**Excerpted records:**
^^^^

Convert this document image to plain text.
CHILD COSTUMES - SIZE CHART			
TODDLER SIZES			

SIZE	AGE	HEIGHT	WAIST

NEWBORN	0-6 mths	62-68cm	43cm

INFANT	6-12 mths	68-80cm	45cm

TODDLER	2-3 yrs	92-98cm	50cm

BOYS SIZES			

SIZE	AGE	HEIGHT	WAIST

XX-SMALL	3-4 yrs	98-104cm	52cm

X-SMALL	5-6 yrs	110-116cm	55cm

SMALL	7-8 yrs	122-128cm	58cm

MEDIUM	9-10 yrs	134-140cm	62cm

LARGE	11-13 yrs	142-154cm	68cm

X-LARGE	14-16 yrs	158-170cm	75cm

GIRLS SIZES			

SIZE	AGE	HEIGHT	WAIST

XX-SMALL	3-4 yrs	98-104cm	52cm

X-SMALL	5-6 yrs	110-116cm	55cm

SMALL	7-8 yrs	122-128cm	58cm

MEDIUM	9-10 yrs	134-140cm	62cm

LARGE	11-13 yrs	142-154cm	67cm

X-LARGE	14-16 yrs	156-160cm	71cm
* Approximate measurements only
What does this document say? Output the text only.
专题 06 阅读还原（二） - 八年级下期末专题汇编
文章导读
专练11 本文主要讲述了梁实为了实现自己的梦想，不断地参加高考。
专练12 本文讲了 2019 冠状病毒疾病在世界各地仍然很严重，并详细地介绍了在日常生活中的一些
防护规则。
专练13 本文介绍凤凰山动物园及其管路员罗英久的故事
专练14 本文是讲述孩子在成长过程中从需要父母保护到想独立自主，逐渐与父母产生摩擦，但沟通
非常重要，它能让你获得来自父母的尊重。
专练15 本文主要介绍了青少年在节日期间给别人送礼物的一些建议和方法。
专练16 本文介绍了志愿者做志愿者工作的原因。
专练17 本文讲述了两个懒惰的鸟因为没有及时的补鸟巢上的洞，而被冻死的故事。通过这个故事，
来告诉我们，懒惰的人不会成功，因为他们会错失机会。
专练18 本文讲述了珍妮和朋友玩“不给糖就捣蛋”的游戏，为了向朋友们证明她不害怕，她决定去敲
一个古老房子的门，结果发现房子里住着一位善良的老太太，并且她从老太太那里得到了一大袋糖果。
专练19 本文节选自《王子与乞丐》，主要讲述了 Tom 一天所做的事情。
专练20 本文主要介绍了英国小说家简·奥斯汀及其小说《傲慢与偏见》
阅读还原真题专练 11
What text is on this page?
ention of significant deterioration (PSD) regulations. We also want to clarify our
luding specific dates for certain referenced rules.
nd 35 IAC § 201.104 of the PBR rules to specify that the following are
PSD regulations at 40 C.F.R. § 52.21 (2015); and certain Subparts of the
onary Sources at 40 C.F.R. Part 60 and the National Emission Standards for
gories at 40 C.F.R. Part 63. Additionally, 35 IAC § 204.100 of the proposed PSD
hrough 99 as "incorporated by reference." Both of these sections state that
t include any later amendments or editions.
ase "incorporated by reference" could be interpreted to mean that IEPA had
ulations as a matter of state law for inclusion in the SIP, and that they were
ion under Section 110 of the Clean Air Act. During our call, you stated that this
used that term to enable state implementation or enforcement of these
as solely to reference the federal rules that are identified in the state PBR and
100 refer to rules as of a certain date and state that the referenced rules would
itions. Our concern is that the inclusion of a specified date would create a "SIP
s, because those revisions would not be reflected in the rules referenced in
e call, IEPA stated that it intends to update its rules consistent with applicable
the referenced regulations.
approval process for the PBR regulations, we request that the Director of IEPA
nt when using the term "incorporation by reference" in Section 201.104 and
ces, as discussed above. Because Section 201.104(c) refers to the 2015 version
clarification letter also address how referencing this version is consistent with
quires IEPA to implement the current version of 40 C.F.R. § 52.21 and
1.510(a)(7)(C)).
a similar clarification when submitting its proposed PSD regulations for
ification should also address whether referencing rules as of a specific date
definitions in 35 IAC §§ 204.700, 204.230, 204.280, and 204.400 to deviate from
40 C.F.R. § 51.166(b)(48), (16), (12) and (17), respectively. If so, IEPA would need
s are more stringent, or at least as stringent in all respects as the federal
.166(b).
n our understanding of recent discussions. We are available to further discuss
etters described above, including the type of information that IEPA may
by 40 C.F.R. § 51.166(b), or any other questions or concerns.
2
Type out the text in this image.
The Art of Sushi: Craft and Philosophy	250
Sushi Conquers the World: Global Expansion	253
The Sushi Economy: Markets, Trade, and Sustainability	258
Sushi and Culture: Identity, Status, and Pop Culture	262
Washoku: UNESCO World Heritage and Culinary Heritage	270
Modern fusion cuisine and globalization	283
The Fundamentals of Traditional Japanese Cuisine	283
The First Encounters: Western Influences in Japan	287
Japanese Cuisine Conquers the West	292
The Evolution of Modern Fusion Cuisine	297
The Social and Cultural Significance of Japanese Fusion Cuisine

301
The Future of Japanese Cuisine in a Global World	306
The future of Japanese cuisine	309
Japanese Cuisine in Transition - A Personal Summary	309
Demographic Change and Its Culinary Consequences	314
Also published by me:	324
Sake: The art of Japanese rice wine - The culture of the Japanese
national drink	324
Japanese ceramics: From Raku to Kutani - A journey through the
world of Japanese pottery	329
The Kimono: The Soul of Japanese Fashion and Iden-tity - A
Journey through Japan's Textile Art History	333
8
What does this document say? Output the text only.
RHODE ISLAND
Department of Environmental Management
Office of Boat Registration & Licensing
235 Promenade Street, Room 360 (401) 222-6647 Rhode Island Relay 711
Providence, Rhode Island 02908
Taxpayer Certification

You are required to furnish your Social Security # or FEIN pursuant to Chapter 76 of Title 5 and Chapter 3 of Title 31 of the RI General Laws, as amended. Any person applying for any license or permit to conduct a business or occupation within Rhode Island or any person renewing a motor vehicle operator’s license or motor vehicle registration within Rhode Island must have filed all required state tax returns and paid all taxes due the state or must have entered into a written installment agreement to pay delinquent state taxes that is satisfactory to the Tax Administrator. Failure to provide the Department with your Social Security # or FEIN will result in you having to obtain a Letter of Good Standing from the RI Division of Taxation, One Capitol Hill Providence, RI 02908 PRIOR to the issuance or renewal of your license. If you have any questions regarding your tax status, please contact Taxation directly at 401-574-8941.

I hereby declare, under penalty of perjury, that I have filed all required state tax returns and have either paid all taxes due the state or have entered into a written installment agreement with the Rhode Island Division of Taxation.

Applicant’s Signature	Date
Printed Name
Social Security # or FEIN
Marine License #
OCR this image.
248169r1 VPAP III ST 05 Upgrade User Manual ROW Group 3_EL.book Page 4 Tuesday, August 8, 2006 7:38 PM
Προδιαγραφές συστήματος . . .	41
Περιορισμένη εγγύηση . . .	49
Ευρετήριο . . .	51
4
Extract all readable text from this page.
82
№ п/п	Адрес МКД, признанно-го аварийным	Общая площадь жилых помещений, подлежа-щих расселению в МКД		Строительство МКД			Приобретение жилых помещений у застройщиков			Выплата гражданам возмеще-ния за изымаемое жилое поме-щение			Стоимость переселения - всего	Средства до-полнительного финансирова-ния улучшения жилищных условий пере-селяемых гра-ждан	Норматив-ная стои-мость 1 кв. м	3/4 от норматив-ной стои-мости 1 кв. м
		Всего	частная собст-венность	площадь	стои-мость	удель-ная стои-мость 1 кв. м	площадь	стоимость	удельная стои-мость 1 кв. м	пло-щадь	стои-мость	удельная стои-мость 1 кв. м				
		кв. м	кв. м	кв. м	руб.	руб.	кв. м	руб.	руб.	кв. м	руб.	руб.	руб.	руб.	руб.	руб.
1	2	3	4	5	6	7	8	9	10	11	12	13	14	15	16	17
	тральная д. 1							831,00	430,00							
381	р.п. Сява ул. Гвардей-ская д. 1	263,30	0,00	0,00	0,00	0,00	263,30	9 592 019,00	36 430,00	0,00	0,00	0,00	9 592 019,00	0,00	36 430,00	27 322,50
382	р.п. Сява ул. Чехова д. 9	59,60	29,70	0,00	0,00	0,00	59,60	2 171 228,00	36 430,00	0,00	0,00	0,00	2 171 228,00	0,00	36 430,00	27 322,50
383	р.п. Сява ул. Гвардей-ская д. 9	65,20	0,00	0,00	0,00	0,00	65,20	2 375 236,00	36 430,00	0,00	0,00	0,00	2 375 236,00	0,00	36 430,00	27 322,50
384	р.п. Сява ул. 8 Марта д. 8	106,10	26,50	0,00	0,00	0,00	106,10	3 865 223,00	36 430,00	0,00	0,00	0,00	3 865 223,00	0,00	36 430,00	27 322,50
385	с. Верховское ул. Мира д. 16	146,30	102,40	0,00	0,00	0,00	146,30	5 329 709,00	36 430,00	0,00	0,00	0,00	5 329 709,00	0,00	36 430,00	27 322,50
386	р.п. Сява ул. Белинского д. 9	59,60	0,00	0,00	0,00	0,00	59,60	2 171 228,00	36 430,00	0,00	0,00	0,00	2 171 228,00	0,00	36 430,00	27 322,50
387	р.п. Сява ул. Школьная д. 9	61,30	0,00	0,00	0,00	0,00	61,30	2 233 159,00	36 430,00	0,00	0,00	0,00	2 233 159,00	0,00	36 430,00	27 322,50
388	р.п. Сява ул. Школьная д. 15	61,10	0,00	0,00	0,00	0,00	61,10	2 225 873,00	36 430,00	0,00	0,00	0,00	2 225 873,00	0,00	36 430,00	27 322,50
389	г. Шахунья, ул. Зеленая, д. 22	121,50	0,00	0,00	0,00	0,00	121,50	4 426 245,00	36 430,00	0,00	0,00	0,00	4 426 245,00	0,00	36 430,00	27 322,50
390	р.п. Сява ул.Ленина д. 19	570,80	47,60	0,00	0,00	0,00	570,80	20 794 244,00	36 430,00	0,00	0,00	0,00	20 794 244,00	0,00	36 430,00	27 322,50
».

^^^^

**What is expected:** Among the lines of the listing, how many hold the string "above"? Respond with only the number.

**Complete response:** 2